**EXTRACTED ENTRIES**:
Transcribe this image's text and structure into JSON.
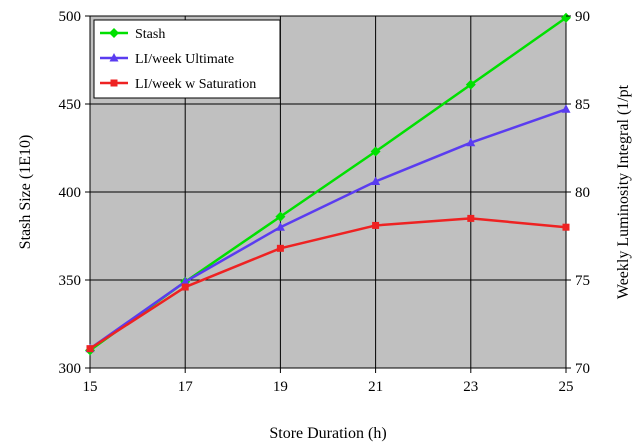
{
  "chart_data": {
    "type": "line",
    "title": "",
    "xlabel": "Store Duration (h)",
    "ylabel": "Stash Size (1E10)",
    "y2label": "Weekly Luminosity Integral (1/pt",
    "x": [
      15,
      17,
      19,
      21,
      23,
      25
    ],
    "xlim": [
      15,
      25
    ],
    "xticks": [
      "15",
      "17",
      "19",
      "21",
      "23",
      "25"
    ],
    "ylim": [
      300,
      500
    ],
    "yticks": [
      "300",
      "350",
      "400",
      "450",
      "500"
    ],
    "y2lim": [
      70,
      90
    ],
    "y2ticks": [
      "70",
      "75",
      "80",
      "85",
      "90"
    ],
    "grid": true,
    "legend_position": "top-left",
    "plot_background": "#c0c0c0",
    "series": [
      {
        "name": "Stash",
        "axis": "left",
        "color": "#00e000",
        "marker": "diamond",
        "values": [
          310,
          349,
          386,
          423,
          461,
          499
        ]
      },
      {
        "name": "LI/week Ultimate",
        "axis": "right",
        "color": "#5a3cf0",
        "marker": "triangle",
        "values": [
          71.1,
          74.9,
          78.0,
          80.6,
          82.8,
          84.7
        ]
      },
      {
        "name": "LI/week w Saturation",
        "axis": "right",
        "color": "#ee2222",
        "marker": "square",
        "values": [
          71.1,
          74.6,
          76.8,
          78.1,
          78.5,
          78.0
        ]
      }
    ]
  }
}
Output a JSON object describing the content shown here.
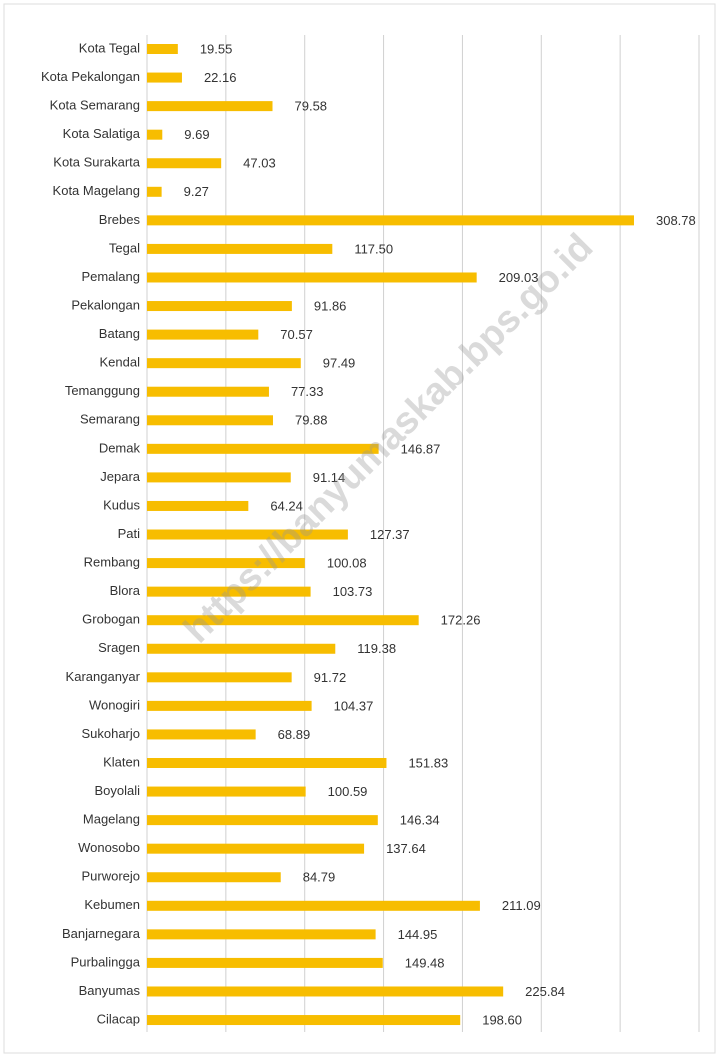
{
  "chart_data": {
    "type": "bar",
    "orientation": "horizontal",
    "categories": [
      "Kota Tegal",
      "Kota Pekalongan",
      "Kota Semarang",
      "Kota Salatiga",
      "Kota Surakarta",
      "Kota Magelang",
      "Brebes",
      "Tegal",
      "Pemalang",
      "Pekalongan",
      "Batang",
      "Kendal",
      "Temanggung",
      "Semarang",
      "Demak",
      "Jepara",
      "Kudus",
      "Pati",
      "Rembang",
      "Blora",
      "Grobogan",
      "Sragen",
      "Karanganyar",
      "Wonogiri",
      "Sukoharjo",
      "Klaten",
      "Boyolali",
      "Magelang",
      "Wonosobo",
      "Purworejo",
      "Kebumen",
      "Banjarnegara",
      "Purbalingga",
      "Banyumas",
      "Cilacap"
    ],
    "values": [
      19.55,
      22.16,
      79.58,
      9.69,
      47.03,
      9.27,
      308.78,
      117.5,
      209.03,
      91.86,
      70.57,
      97.49,
      77.33,
      79.88,
      146.87,
      91.14,
      64.24,
      127.37,
      100.08,
      103.73,
      172.26,
      119.38,
      91.72,
      104.37,
      68.89,
      151.83,
      100.59,
      146.34,
      137.64,
      84.79,
      211.09,
      144.95,
      149.48,
      225.84,
      198.6
    ],
    "value_labels": [
      "19.55",
      "22.16",
      "79.58",
      "9.69",
      "47.03",
      "9.27",
      "308.78",
      "117.50",
      "209.03",
      "91.86",
      "70.57",
      "97.49",
      "77.33",
      "79.88",
      "146.87",
      "91.14",
      "64.24",
      "127.37",
      "100.08",
      "103.73",
      "172.26",
      "119.38",
      "91.72",
      "104.37",
      "68.89",
      "151.83",
      "100.59",
      "146.34",
      "137.64",
      "84.79",
      "211.09",
      "144.95",
      "149.48",
      "225.84",
      "198.60"
    ],
    "color": "#f7bd00",
    "xlim": [
      0,
      350
    ],
    "xticks": [
      0,
      50,
      100,
      150,
      200,
      250,
      300,
      350
    ],
    "grid": true,
    "watermark": "https://banyumaskab.bps.go.id"
  }
}
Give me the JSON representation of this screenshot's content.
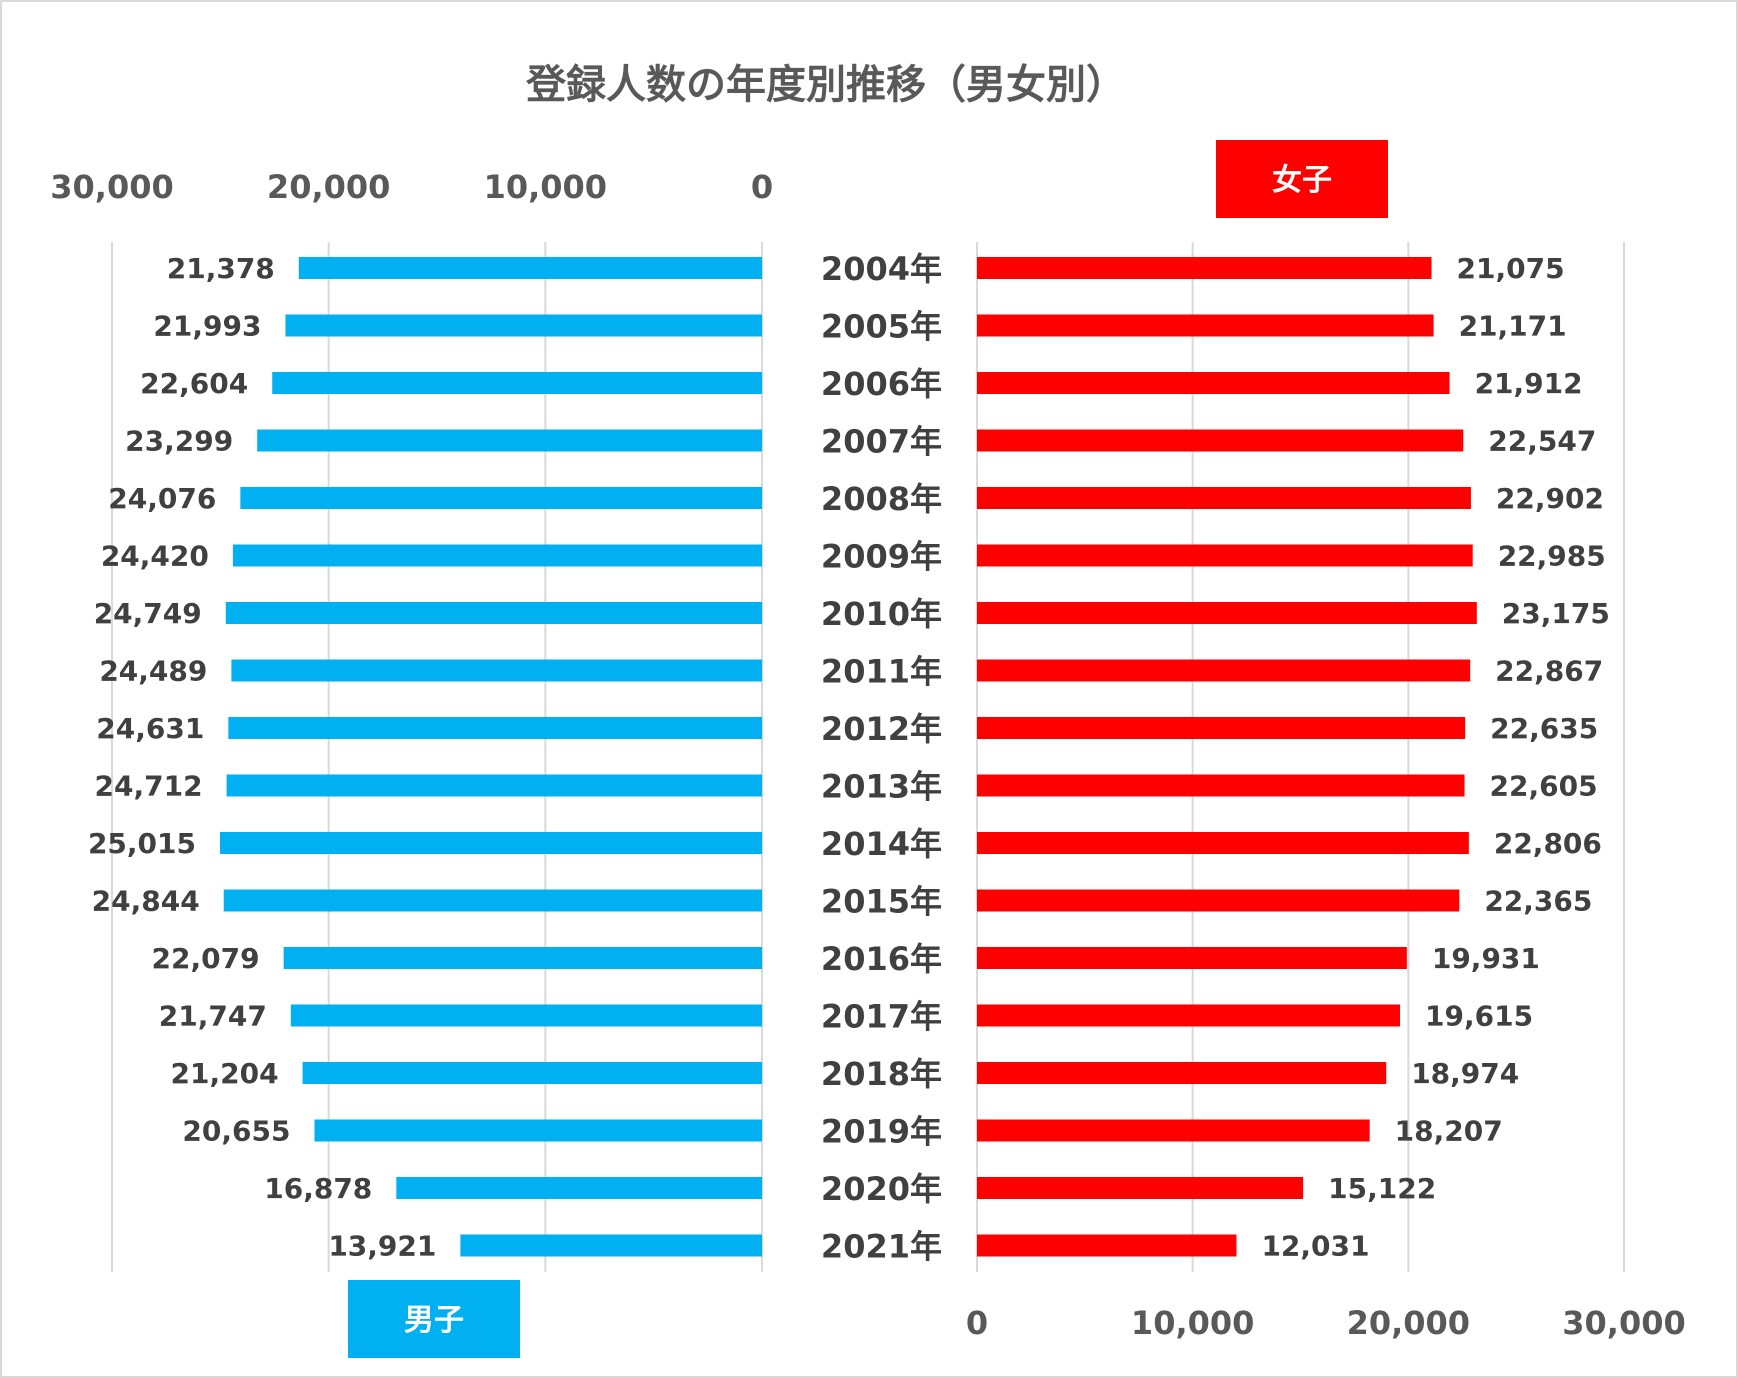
{
  "chart_data": {
    "type": "bar",
    "orientation": "horizontal-butterfly",
    "title": "登録人数の年度別推移（男女別）",
    "categories": [
      "2004年",
      "2005年",
      "2006年",
      "2007年",
      "2008年",
      "2009年",
      "2010年",
      "2011年",
      "2012年",
      "2013年",
      "2014年",
      "2015年",
      "2016年",
      "2017年",
      "2018年",
      "2019年",
      "2020年",
      "2021年"
    ],
    "series": [
      {
        "name": "男子",
        "color": "#00b0f0",
        "side": "left",
        "values": [
          21378,
          21993,
          22604,
          23299,
          24076,
          24420,
          24749,
          24489,
          24631,
          24712,
          25015,
          24844,
          22079,
          21747,
          21204,
          20655,
          16878,
          13921
        ],
        "labels": [
          "21,378",
          "21,993",
          "22,604",
          "23,299",
          "24,076",
          "24,420",
          "24,749",
          "24,489",
          "24,631",
          "24,712",
          "25,015",
          "24,844",
          "22,079",
          "21,747",
          "21,204",
          "20,655",
          "16,878",
          "13,921"
        ]
      },
      {
        "name": "女子",
        "color": "#ff0000",
        "side": "right",
        "values": [
          21075,
          21171,
          21912,
          22547,
          22902,
          22985,
          23175,
          22867,
          22635,
          22605,
          22806,
          22365,
          19931,
          19615,
          18974,
          18207,
          15122,
          12031
        ],
        "labels": [
          "21,075",
          "21,171",
          "21,912",
          "22,547",
          "22,902",
          "22,985",
          "23,175",
          "22,867",
          "22,635",
          "22,605",
          "22,806",
          "22,365",
          "19,931",
          "19,615",
          "18,974",
          "18,207",
          "15,122",
          "12,031"
        ]
      }
    ],
    "xlim": [
      0,
      30000
    ],
    "left_ticks": [
      "30,000",
      "20,000",
      "10,000",
      "0"
    ],
    "left_tick_values": [
      30000,
      20000,
      10000,
      0
    ],
    "right_ticks": [
      "0",
      "10,000",
      "20,000",
      "30,000"
    ],
    "right_tick_values": [
      0,
      10000,
      20000,
      30000
    ],
    "grid": true,
    "legend": [
      {
        "label": "女子",
        "color": "#ff0000",
        "placement": "top-right"
      },
      {
        "label": "男子",
        "color": "#00b0f0",
        "placement": "bottom-left"
      }
    ]
  }
}
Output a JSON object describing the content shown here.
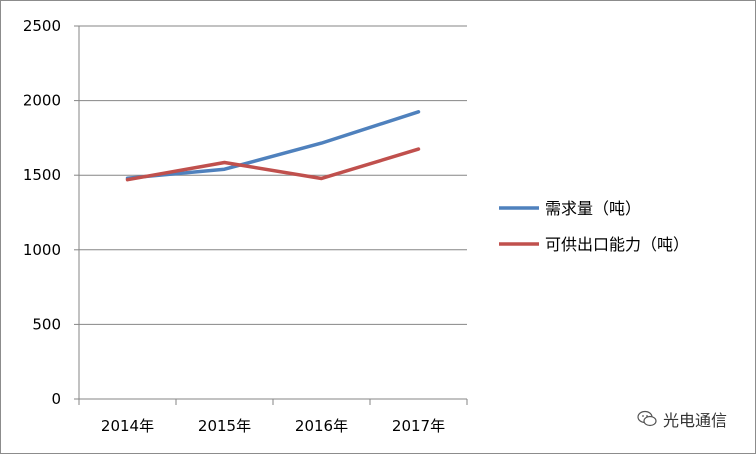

**THE EXERCISE**:
Repeat the material above in full and exactly, apart from the pictures.

**RESPONSE TO THIS EXERCISE**:
Transcribe this image's text and structure into JSON.
{
  "chart_data": {
    "type": "line",
    "title": "",
    "xlabel": "Store Duration (h)",
    "ylabel": "Stash Size (1E10)",
    "y2label": "Weekly Luminosity Integral (1/pt",
    "x": [
      15,
      17,
      19,
      21,
      23,
      25
    ],
    "xlim": [
      15,
      25
    ],
    "xticks": [
      "15",
      "17",
      "19",
      "21",
      "23",
      "25"
    ],
    "ylim": [
      300,
      500
    ],
    "yticks": [
      "300",
      "350",
      "400",
      "450",
      "500"
    ],
    "y2lim": [
      70,
      90
    ],
    "y2ticks": [
      "70",
      "75",
      "80",
      "85",
      "90"
    ],
    "grid": true,
    "legend_position": "top-left",
    "plot_background": "#c0c0c0",
    "series": [
      {
        "name": "Stash",
        "axis": "left",
        "color": "#00e000",
        "marker": "diamond",
        "values": [
          310,
          349,
          386,
          423,
          461,
          499
        ]
      },
      {
        "name": "LI/week Ultimate",
        "axis": "right",
        "color": "#5a3cf0",
        "marker": "triangle",
        "values": [
          71.1,
          74.9,
          78.0,
          80.6,
          82.8,
          84.7
        ]
      },
      {
        "name": "LI/week w Saturation",
        "axis": "right",
        "color": "#ee2222",
        "marker": "square",
        "values": [
          71.1,
          74.6,
          76.8,
          78.1,
          78.5,
          78.0
        ]
      }
    ]
  }
}
Output a JSON object describing the content shown here.
{
  "chart_data": {
    "type": "bar",
    "orientation": "horizontal",
    "categories": [
      "Kota Tegal",
      "Kota Pekalongan",
      "Kota Semarang",
      "Kota Salatiga",
      "Kota Surakarta",
      "Kota Magelang",
      "Brebes",
      "Tegal",
      "Pemalang",
      "Pekalongan",
      "Batang",
      "Kendal",
      "Temanggung",
      "Semarang",
      "Demak",
      "Jepara",
      "Kudus",
      "Pati",
      "Rembang",
      "Blora",
      "Grobogan",
      "Sragen",
      "Karanganyar",
      "Wonogiri",
      "Sukoharjo",
      "Klaten",
      "Boyolali",
      "Magelang",
      "Wonosobo",
      "Purworejo",
      "Kebumen",
      "Banjarnegara",
      "Purbalingga",
      "Banyumas",
      "Cilacap"
    ],
    "values": [
      19.55,
      22.16,
      79.58,
      9.69,
      47.03,
      9.27,
      308.78,
      117.5,
      209.03,
      91.86,
      70.57,
      97.49,
      77.33,
      79.88,
      146.87,
      91.14,
      64.24,
      127.37,
      100.08,
      103.73,
      172.26,
      119.38,
      91.72,
      104.37,
      68.89,
      151.83,
      100.59,
      146.34,
      137.64,
      84.79,
      211.09,
      144.95,
      149.48,
      225.84,
      198.6
    ],
    "value_labels": [
      "19.55",
      "22.16",
      "79.58",
      "9.69",
      "47.03",
      "9.27",
      "308.78",
      "117.50",
      "209.03",
      "91.86",
      "70.57",
      "97.49",
      "77.33",
      "79.88",
      "146.87",
      "91.14",
      "64.24",
      "127.37",
      "100.08",
      "103.73",
      "172.26",
      "119.38",
      "91.72",
      "104.37",
      "68.89",
      "151.83",
      "100.59",
      "146.34",
      "137.64",
      "84.79",
      "211.09",
      "144.95",
      "149.48",
      "225.84",
      "198.60"
    ],
    "color": "#f7bd00",
    "xlim": [
      0,
      350
    ],
    "xticks": [
      0,
      50,
      100,
      150,
      200,
      250,
      300,
      350
    ],
    "grid": true,
    "watermark": "https://banyumaskab.bps.go.id"
  }
}
Give me the JSON representation of this screenshot's content.
{
  "chart_data": {
    "type": "bar",
    "orientation": "horizontal-butterfly",
    "title": "登録人数の年度別推移（男女別）",
    "categories": [
      "2004年",
      "2005年",
      "2006年",
      "2007年",
      "2008年",
      "2009年",
      "2010年",
      "2011年",
      "2012年",
      "2013年",
      "2014年",
      "2015年",
      "2016年",
      "2017年",
      "2018年",
      "2019年",
      "2020年",
      "2021年"
    ],
    "series": [
      {
        "name": "男子",
        "color": "#00b0f0",
        "side": "left",
        "values": [
          21378,
          21993,
          22604,
          23299,
          24076,
          24420,
          24749,
          24489,
          24631,
          24712,
          25015,
          24844,
          22079,
          21747,
          21204,
          20655,
          16878,
          13921
        ],
        "labels": [
          "21,378",
          "21,993",
          "22,604",
          "23,299",
          "24,076",
          "24,420",
          "24,749",
          "24,489",
          "24,631",
          "24,712",
          "25,015",
          "24,844",
          "22,079",
          "21,747",
          "21,204",
          "20,655",
          "16,878",
          "13,921"
        ]
      },
      {
        "name": "女子",
        "color": "#ff0000",
        "side": "right",
        "values": [
          21075,
          21171,
          21912,
          22547,
          22902,
          22985,
          23175,
          22867,
          22635,
          22605,
          22806,
          22365,
          19931,
          19615,
          18974,
          18207,
          15122,
          12031
        ],
        "labels": [
          "21,075",
          "21,171",
          "21,912",
          "22,547",
          "22,902",
          "22,985",
          "23,175",
          "22,867",
          "22,635",
          "22,605",
          "22,806",
          "22,365",
          "19,931",
          "19,615",
          "18,974",
          "18,207",
          "15,122",
          "12,031"
        ]
      }
    ],
    "xlim": [
      0,
      30000
    ],
    "left_ticks": [
      "30,000",
      "20,000",
      "10,000",
      "0"
    ],
    "left_tick_values": [
      30000,
      20000,
      10000,
      0
    ],
    "right_ticks": [
      "0",
      "10,000",
      "20,000",
      "30,000"
    ],
    "right_tick_values": [
      0,
      10000,
      20000,
      30000
    ],
    "grid": true,
    "legend": [
      {
        "label": "女子",
        "color": "#ff0000",
        "placement": "top-right"
      },
      {
        "label": "男子",
        "color": "#00b0f0",
        "placement": "bottom-left"
      }
    ]
  }
}
Output a JSON object describing the content shown here.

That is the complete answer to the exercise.